(Stored items from a collection)
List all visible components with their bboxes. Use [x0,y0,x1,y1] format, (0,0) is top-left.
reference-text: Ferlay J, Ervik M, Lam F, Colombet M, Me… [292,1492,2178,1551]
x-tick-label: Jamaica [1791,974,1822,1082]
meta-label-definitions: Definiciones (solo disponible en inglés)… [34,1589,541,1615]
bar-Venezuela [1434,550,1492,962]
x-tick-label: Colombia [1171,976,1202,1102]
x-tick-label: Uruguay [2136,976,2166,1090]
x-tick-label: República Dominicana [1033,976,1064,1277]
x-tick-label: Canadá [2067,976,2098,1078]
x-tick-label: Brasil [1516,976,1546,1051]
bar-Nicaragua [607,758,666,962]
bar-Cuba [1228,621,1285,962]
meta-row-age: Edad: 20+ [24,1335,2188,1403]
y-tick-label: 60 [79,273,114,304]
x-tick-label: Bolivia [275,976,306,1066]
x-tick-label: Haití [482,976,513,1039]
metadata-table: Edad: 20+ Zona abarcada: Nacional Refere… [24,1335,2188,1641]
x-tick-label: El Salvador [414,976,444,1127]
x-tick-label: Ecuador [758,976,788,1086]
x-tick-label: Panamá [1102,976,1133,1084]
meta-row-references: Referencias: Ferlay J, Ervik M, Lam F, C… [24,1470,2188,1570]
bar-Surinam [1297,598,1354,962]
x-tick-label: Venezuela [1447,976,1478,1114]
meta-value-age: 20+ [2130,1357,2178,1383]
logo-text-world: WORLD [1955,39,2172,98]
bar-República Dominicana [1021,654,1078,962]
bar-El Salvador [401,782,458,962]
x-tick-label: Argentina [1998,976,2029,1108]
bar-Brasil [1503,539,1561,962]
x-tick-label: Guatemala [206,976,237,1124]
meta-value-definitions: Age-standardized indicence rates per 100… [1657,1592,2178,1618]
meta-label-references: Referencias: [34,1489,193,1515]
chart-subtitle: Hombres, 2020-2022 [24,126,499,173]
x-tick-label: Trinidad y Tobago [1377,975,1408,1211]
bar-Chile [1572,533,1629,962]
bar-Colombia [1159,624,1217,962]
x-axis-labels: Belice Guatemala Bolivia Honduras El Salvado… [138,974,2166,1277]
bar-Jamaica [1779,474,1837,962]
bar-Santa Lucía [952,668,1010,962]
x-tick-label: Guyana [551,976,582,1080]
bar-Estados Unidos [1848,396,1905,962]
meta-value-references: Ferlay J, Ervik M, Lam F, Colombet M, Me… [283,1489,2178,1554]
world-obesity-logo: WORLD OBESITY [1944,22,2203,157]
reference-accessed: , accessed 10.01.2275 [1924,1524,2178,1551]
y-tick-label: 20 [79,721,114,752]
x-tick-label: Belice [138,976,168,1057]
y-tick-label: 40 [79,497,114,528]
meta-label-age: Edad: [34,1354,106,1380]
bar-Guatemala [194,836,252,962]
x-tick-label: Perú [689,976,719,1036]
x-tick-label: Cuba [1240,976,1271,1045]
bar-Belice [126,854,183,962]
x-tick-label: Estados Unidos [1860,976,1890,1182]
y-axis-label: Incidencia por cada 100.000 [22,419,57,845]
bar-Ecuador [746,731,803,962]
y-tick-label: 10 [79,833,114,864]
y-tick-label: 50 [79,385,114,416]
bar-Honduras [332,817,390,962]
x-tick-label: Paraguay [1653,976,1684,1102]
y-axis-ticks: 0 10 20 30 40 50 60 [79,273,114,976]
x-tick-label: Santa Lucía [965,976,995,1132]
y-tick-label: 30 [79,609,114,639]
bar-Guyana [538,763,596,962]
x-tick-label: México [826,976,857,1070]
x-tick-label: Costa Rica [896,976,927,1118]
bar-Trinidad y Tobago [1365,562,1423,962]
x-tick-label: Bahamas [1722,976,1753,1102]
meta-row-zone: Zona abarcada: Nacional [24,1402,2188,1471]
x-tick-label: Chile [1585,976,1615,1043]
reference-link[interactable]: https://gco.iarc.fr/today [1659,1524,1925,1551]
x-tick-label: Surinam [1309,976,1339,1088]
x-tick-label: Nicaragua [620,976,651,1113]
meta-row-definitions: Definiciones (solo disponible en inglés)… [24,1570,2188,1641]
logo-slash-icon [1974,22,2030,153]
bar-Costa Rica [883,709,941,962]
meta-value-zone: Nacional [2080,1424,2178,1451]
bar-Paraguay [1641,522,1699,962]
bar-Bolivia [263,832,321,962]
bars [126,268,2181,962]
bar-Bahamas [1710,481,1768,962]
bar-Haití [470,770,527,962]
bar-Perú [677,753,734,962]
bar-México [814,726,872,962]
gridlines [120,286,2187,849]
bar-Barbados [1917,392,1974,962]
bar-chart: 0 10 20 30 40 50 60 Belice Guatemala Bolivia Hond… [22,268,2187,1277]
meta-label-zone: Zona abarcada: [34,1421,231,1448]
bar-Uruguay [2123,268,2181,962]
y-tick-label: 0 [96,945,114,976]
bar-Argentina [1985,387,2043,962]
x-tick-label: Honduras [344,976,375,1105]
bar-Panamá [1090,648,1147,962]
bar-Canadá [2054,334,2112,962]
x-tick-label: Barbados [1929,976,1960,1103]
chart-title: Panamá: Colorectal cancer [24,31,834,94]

* What the task asks:
Arrange the records, starting at the first line and ending at the line that contains "x-tick-label: Ecuador [758,976,788,1086]", as a Markdown table with the columns Row and Line. Number each line in order and leave out any blank lines.

* Task solution:
| Row | Line |
|---|---|
| 1 | List all visible components with their bboxes. Use [x0,y0,x1,y1] format, (0,0) is top-left. |
| 2 | reference-text: Ferlay J, Ervik M, Lam F, Colombet M, Me… [292,1492,2178,1551] |
| 3 | x-tick-label: Jamaica [1791,974,1822,1082] |
| 4 | meta-label-definitions: Definiciones (solo disponible en inglés)… [34,1589,541,1615] |
| 5 | bar-Venezuela [1434,550,1492,962] |
| 6 | x-tick-label: Colombia [1171,976,1202,1102] |
| 7 | x-tick-label: Uruguay [2136,976,2166,1090] |
| 8 | x-tick-label: República Dominicana [1033,976,1064,1277] |
| 9 | x-tick-label: Canadá [2067,976,2098,1078] |
| 10 | x-tick-label: Brasil [1516,976,1546,1051] |
| 11 | bar-Nicaragua [607,758,666,962] |
| 12 | bar-Cuba [1228,621,1285,962] |
| 13 | meta-row-age: Edad: 20+ [24,1335,2188,1403] |
| 14 | y-tick-label: 60 [79,273,114,304] |
| 15 | x-tick-label: Bolivia [275,976,306,1066] |
| 16 | x-tick-label: Haití [482,976,513,1039] |
| 17 | metadata-table: Edad: 20+ Zona abarcada: Nacional Refere… [24,1335,2188,1641] |
| 18 | x-tick-label: El Salvador [414,976,444,1127] |
| 19 | x-tick-label: Ecuador [758,976,788,1086] |